I’ll never know, but to me, Scorsese’s newest film seems to reveal the quiet desperation that was always lurking beneath the American gangster movie, and beneath all the hardened antihero epics I gulped down in the tenth grade. If 21st-century pop culture at times feels like an edgeless, soulless map of references that points everywhere and leads nowhere, Scorsese in The Irishman tries to find the soul in that soullessness. We’re never asked to pity Frank Sheeran—we may if we choose, but it won’t do him much good. When we see De Niro for the last time, he looks like one of Francis Bacon’s paintings of the pope, petrified in his chair, incapable of understanding himself and, therefore, incapable of saving himself. His suffering feels as inevitable as an execution, as if it was always waiting here in this room for him to show up. Scorsese, De Niro, Pesci, Pacino and Keitel have created enough characters with this fate to populate a small town. Only fair that they should come together one more time to show us what was going on all along beneath their proud, quivering mugs.
In the beginning was the parody. My parents refused to let me watch violent movies when I was a kid, but they had no problem with me soaking up endless Simpsons episodes. And so I was introduced to The Godfather, The Godfather Part II, Goodfellas, Scarface, the whole bloody pack, by watching their best moments bloodlessly spoofed by yellow-skinned, four-fingered humanoids.
Even when I didn’t know what was being parodied, it was easy enough to recognize the signs of a parody: rich orchestral music, unfamiliar characters beamed in from nowhere, the basic irrelevance of the set piece to the episode’s plot. One of my favorite Simpsons bits finds Mr. Burns trying to strong-arm the Springfield University admissions board by beating one of the officers with a baseball bat, à la Robert De Niro in the most famous moment from Brian De Palma’s The Untouchables, itself a variation on the most famous moment from Nicholas Ray’s 1958 noir The Party Girl. Later, when I got into De Palma and Ray, I had all the pleasure of enjoying their films, plus the little eureka of finding out what had been buried in “Homer Goes to College” all along.
Discovering the allusiveness of pop culture is a rite of passage—not just for myself—that leads from The Simpsons to The Godfather, from “Through the Wire” to “Through the Fire,” from a face-value appreciation of the work to a cannier awareness of its place in the family tree of homages, send-ups and samples. When this happens, the work becomes less surprising in certain ways; in others it grows sturdier.

* * *

# EXERCISE REQUIREMENTS:
(a) According to the film essay, which Nicholas Ray film contains the moment that the famous scene in The Untouchables varies?
(b) Write out the part of the film essay that begins at the words "In the beginning" and stops after "yellow-skinned, four-fingered humanoids.".

Element box entries:
* * *

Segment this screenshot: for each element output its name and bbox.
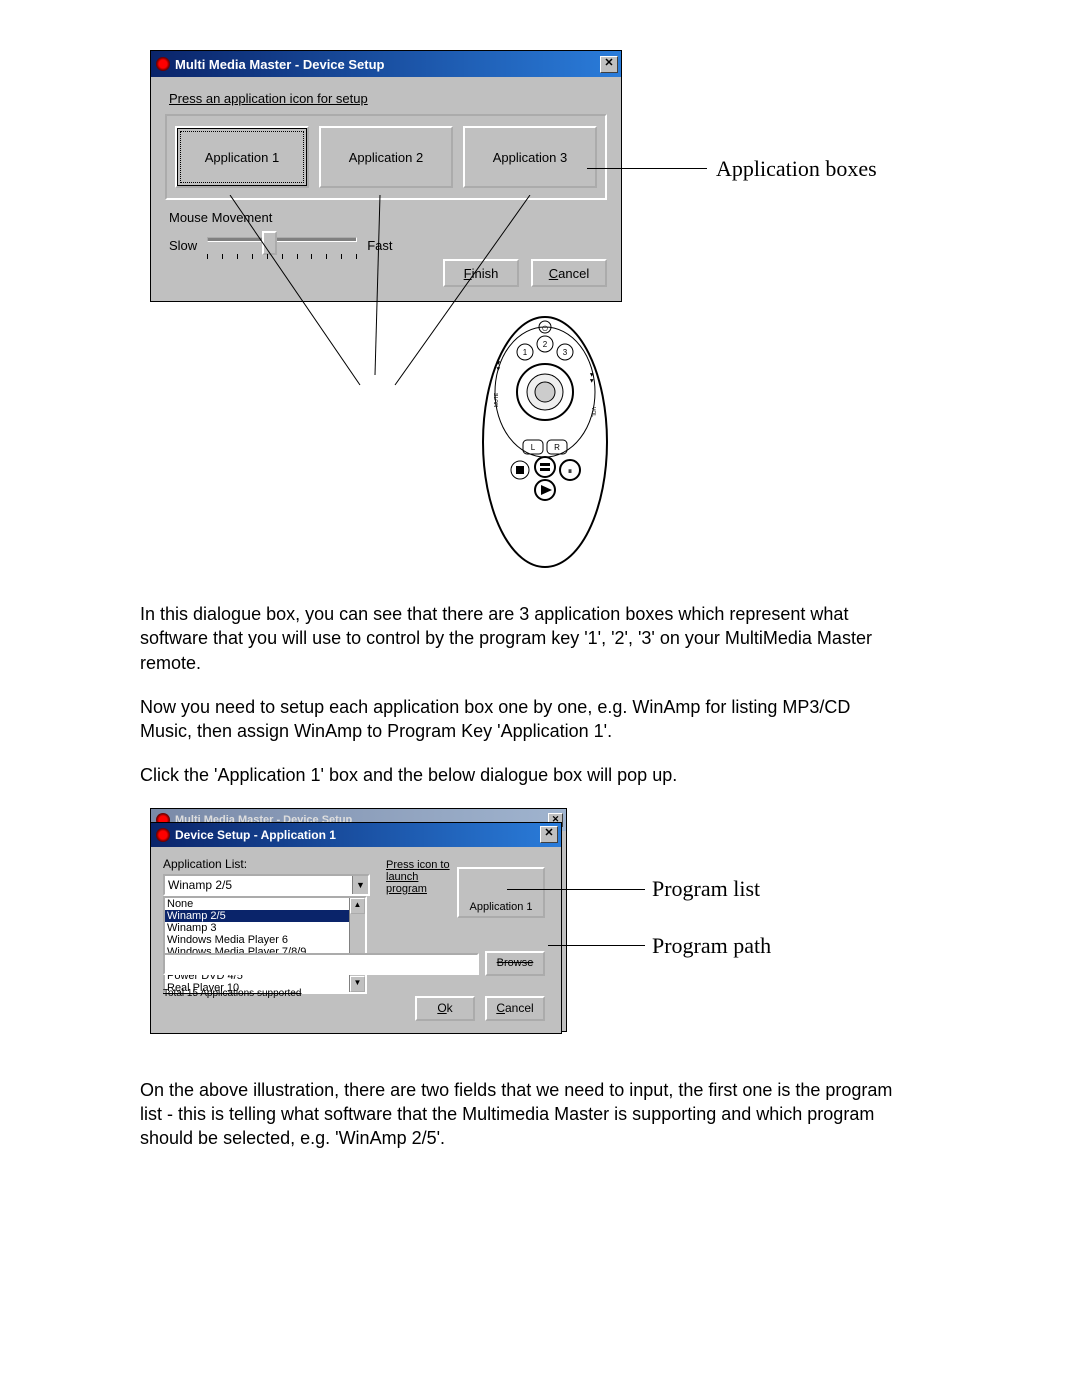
- annotation-line-program-path: [548, 945, 645, 946]
- instruction-label: Press an application icon for setup: [169, 91, 607, 106]
- scrollbar[interactable]: ▲ ▼: [349, 898, 365, 992]
- annotation-program-list: Program list: [652, 876, 760, 902]
- annotation-line-program-list: [507, 889, 645, 890]
- application-group: Application 1 Application 2 Application …: [165, 114, 607, 200]
- paragraph-1: In this dialogue box, you can see that t…: [140, 602, 900, 675]
- titlebar-2: Device Setup - Application 1 ✕: [151, 823, 561, 847]
- titlebar: Multi Media Master - Device Setup ✕: [151, 51, 621, 77]
- svg-text:VOL: VOL: [590, 407, 596, 417]
- paragraph-2: Now you need to setup each application b…: [140, 695, 900, 744]
- dialog2-wrap: Multi Media Master - Device Setup ✕ Devi…: [140, 808, 950, 1048]
- scroll-down-icon[interactable]: ▼: [350, 976, 365, 992]
- annotation-app-boxes: Application boxes: [716, 156, 877, 182]
- application-list-combo[interactable]: Winamp 2/5 ▼: [163, 874, 370, 896]
- paragraph-4: On the above illustration, there are two…: [140, 1078, 900, 1151]
- application-3-button[interactable]: Application 3: [463, 126, 597, 188]
- svg-text:⏸: ⏸: [568, 466, 573, 476]
- dialog2-title: Device Setup - Application 1: [175, 828, 336, 842]
- scroll-up-icon[interactable]: ▲: [350, 898, 365, 914]
- application-setup-dialog: Device Setup - Application 1 ✕ Applicati…: [150, 822, 562, 1034]
- program-path-input[interactable]: [163, 953, 479, 975]
- ok-button[interactable]: Ok: [415, 996, 475, 1021]
- annotation-line-apps: [587, 168, 707, 169]
- app-icon: [156, 57, 170, 71]
- combo-value: Winamp 2/5: [168, 878, 232, 892]
- total-apps-label: Total 15 Applications supported: [163, 988, 301, 999]
- cancel-button[interactable]: Cancel: [485, 996, 545, 1021]
- app-icon: [156, 828, 170, 842]
- connector-lines: [150, 195, 630, 395]
- dialog-title: Multi Media Master - Device Setup: [175, 57, 385, 72]
- list-item[interactable]: Winamp 3: [165, 922, 365, 934]
- close-icon[interactable]: ✕: [540, 826, 558, 843]
- list-item[interactable]: None: [165, 898, 365, 910]
- svg-text:R: R: [554, 443, 560, 452]
- application-icon-button[interactable]: Application 1: [457, 867, 545, 918]
- close-icon[interactable]: ✕: [600, 56, 618, 73]
- browse-button[interactable]: Browse: [485, 951, 545, 976]
- application-1-button[interactable]: Application 1: [175, 126, 309, 188]
- paragraph-3: Click the 'Application 1' box and the be…: [140, 763, 900, 787]
- list-item[interactable]: Windows Media Player 6: [165, 934, 365, 946]
- chevron-down-icon: ▼: [352, 876, 368, 894]
- annotation-program-path: Program path: [652, 933, 771, 959]
- press-icon-label: Press icon to launch program: [386, 859, 456, 895]
- application-listbox[interactable]: ▲ ▼ None Winamp 2/5 Winamp 3 Windows Med…: [163, 896, 367, 994]
- application-2-button[interactable]: Application 2: [319, 126, 453, 188]
- list-item[interactable]: Winamp 2/5: [165, 910, 365, 922]
- svg-text:L: L: [531, 443, 536, 452]
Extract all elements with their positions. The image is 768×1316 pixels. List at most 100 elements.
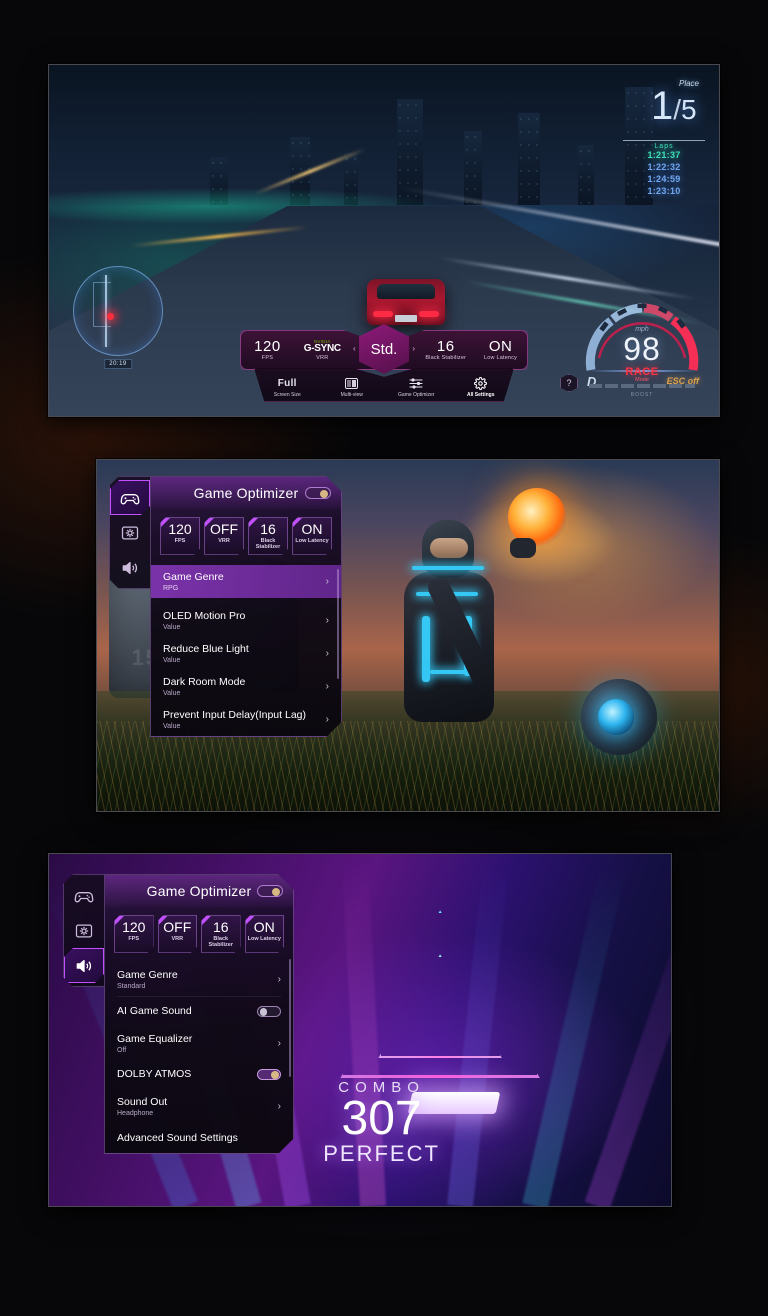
menu-item-label: Advanced Sound Settings <box>117 1131 238 1144</box>
action-multi-view[interactable]: Multi-view <box>320 377 385 398</box>
sidebar-item-picture[interactable] <box>64 913 104 948</box>
car-license-plate <box>395 315 418 323</box>
chip-label: FPS <box>128 935 140 942</box>
chip-label: Black Stabilizer <box>208 935 233 948</box>
toggle-knob <box>272 888 280 896</box>
chip-black-stabilizer[interactable]: 16 Black Stabilizer <box>201 915 241 953</box>
sidebar-item-game[interactable] <box>64 878 104 913</box>
list-item[interactable]: Prevent Input Delay(Input Lag) Value › <box>151 703 341 736</box>
osd-stat-chips: 120 FPS OFF VRR 16 Black Stabilizer ON L… <box>151 509 341 565</box>
chip-label: FPS <box>174 537 186 544</box>
menu-item-label: Sound Out <box>117 1095 168 1108</box>
place-label: Place <box>678 79 699 88</box>
menu-item-label: Game Equalizer <box>117 1032 193 1045</box>
lap-time: 1:22:32 <box>647 161 681 172</box>
menu-item-label: Game Genre <box>117 968 178 981</box>
chip-fps[interactable]: 120 FPS <box>160 517 200 555</box>
osd-card: Game Optimizer 120 FPS OFF VRR 16 Black … <box>150 476 342 737</box>
chip-vrr[interactable]: OFF VRR <box>204 517 244 555</box>
list-item[interactable]: Reduce Blue Light Value › <box>151 637 341 670</box>
stat-fps[interactable]: 120 FPS <box>240 338 295 361</box>
menu-item-label: OLED Motion Pro <box>163 609 246 622</box>
action-label: All Settings <box>466 392 495 398</box>
menu-item-value: Standard <box>117 982 146 990</box>
lap-time: 1:23:10 <box>647 185 681 196</box>
minimap-track-line <box>105 275 108 347</box>
list-item[interactable]: Game Equalizer Off › <box>105 1027 293 1060</box>
multi-view-icon <box>320 377 385 390</box>
sidebar-item-picture[interactable] <box>110 515 150 550</box>
list-item[interactable]: Game Genre Standard › <box>105 963 293 996</box>
speed-value: 98 <box>623 331 661 367</box>
menu-item-label: DOLBY ATMOS <box>117 1068 192 1081</box>
stat-value: 16 <box>436 337 455 355</box>
ai-game-sound-toggle[interactable] <box>257 1006 281 1017</box>
stat-black-stabilizer[interactable]: 16 Black Stabilizer <box>418 337 473 361</box>
action-screen-size[interactable]: Full Screen Size <box>255 377 320 398</box>
stat-value: G-SYNC <box>303 342 341 354</box>
mode-prev-arrow[interactable]: ‹ <box>353 344 356 353</box>
action-label: Game Optimizer <box>398 392 435 398</box>
list-item[interactable]: Game Genre RPG › <box>151 565 341 598</box>
place-indicator: Place 1/5 <box>651 79 699 126</box>
stat-vrr[interactable]: NVIDIA G-SYNC VRR <box>295 339 350 362</box>
game-optimizer-toggle[interactable] <box>305 487 331 499</box>
chip-label: Black Stabilizer <box>255 537 281 550</box>
chip-black-stabilizer[interactable]: 16 Black Stabilizer <box>248 517 288 555</box>
stat-label: Low Latency <box>484 355 518 362</box>
drive-mode: RACE Mode <box>625 366 658 383</box>
chip-low-latency[interactable]: ON Low Latency <box>292 517 332 555</box>
chevron-right-icon: › <box>277 973 281 985</box>
chip-value: OFF <box>210 521 238 537</box>
chip-low-latency[interactable]: ON Low Latency <box>245 915 285 953</box>
combo-display: COMBO 307 PERFECT <box>292 1079 472 1168</box>
scrollbar[interactable] <box>289 959 291 1077</box>
game-optimizer-toggle[interactable] <box>257 885 283 897</box>
action-label: Screen Size <box>273 392 301 398</box>
chevron-right-icon: › <box>325 714 329 726</box>
minimap: 20:19 <box>73 266 163 369</box>
gamepad-icon <box>74 886 94 906</box>
osd-header: Game Optimizer <box>151 477 341 509</box>
game-bar[interactable]: 120 FPS NVIDIA G-SYNC VRR 16 Black Stabi… <box>240 324 578 402</box>
osd-tab-rail <box>109 476 151 589</box>
scrollbar[interactable] <box>337 569 339 679</box>
mode-next-arrow[interactable]: › <box>412 344 415 353</box>
chip-value: OFF <box>163 919 192 935</box>
list-item[interactable]: AI Game Sound <box>105 997 293 1027</box>
action-all-settings[interactable]: All Settings <box>449 377 514 398</box>
minimap-ring <box>73 266 163 356</box>
dolby-atmos-toggle[interactable] <box>257 1069 281 1080</box>
lap-times-list: Laps 1:21:37 1:22:32 1:24:59 1:23:10 <box>623 140 705 198</box>
racing-game-panel: 20:19 Place 1/5 Laps 1:21:37 1:22:32 1:2… <box>48 64 720 417</box>
drone-eye <box>597 698 634 735</box>
action-game-optimizer[interactable]: Game Optimizer <box>384 377 449 398</box>
action-label: Multi-view <box>340 392 363 398</box>
car-window <box>377 283 436 300</box>
list-item[interactable]: Advanced Sound Settings <box>105 1123 293 1153</box>
sidebar-item-sound[interactable] <box>110 550 150 585</box>
chip-value: 16 <box>260 521 276 537</box>
chip-fps[interactable]: 120 FPS <box>114 915 154 953</box>
chip-label: Low Latency <box>247 935 281 942</box>
list-item[interactable]: Dark Room Mode Value › <box>151 670 341 703</box>
list-item[interactable]: OLED Motion Pro Value › <box>151 604 341 637</box>
sidebar-item-game[interactable] <box>110 480 150 515</box>
gamepad-icon <box>120 488 140 508</box>
chip-value: ON <box>301 521 323 537</box>
stat-low-latency[interactable]: ON Low Latency <box>473 338 528 362</box>
car-taillight-left <box>373 311 394 318</box>
chip-value: ON <box>253 919 275 935</box>
car-taillight-right <box>419 311 440 318</box>
list-item[interactable]: Sound Out Headphone › <box>105 1090 293 1123</box>
chip-vrr[interactable]: OFF VRR <box>158 915 198 953</box>
menu-item-value: Headphone <box>117 1110 154 1118</box>
sliders-icon <box>384 377 449 390</box>
menu-item-label: Reduce Blue Light <box>163 642 249 655</box>
chip-value: 16 <box>212 919 229 935</box>
judgement-text: PERFECT <box>323 1141 440 1167</box>
sidebar-item-sound[interactable] <box>64 948 104 983</box>
rhythm-game-panel: COMBO 307 PERFECT Game Optimizer 120 FPS… <box>48 853 672 1207</box>
neon-stripe <box>430 669 469 674</box>
list-item[interactable]: DOLBY ATMOS <box>105 1060 293 1090</box>
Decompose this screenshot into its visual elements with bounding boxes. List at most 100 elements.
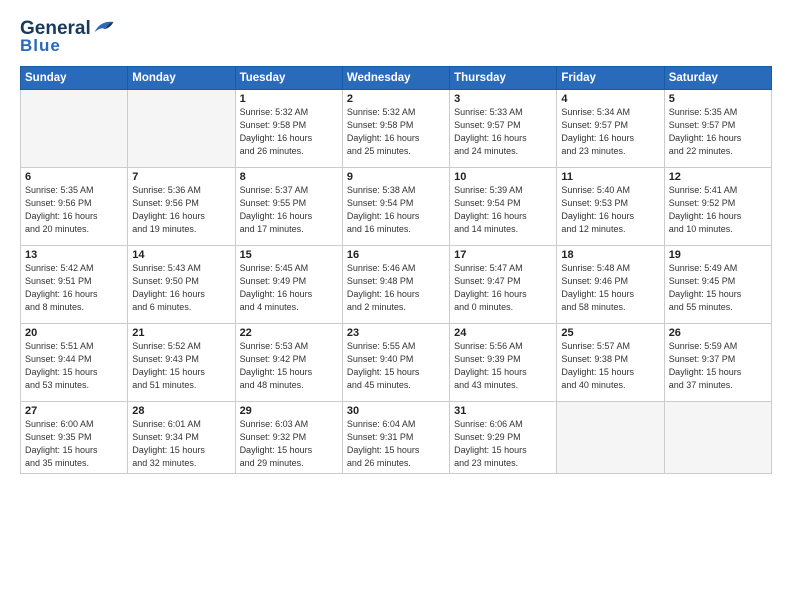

* * *

# COMPLETED EXERCISE:
(a) The Party Girl, Ray's 1958 noir.

(b)
In the beginning was the parody. My parents refused to let me watch violent movies when I was a kid, but they had no problem with me soaking up endless Simpsons episodes. And so I was introduced to The Godfather, The Godfather Part II, Goodfellas, Scarface, the whole bloody pack, by watching their best moments bloodlessly spoofed by yellow-skinned, four-fingered humanoids.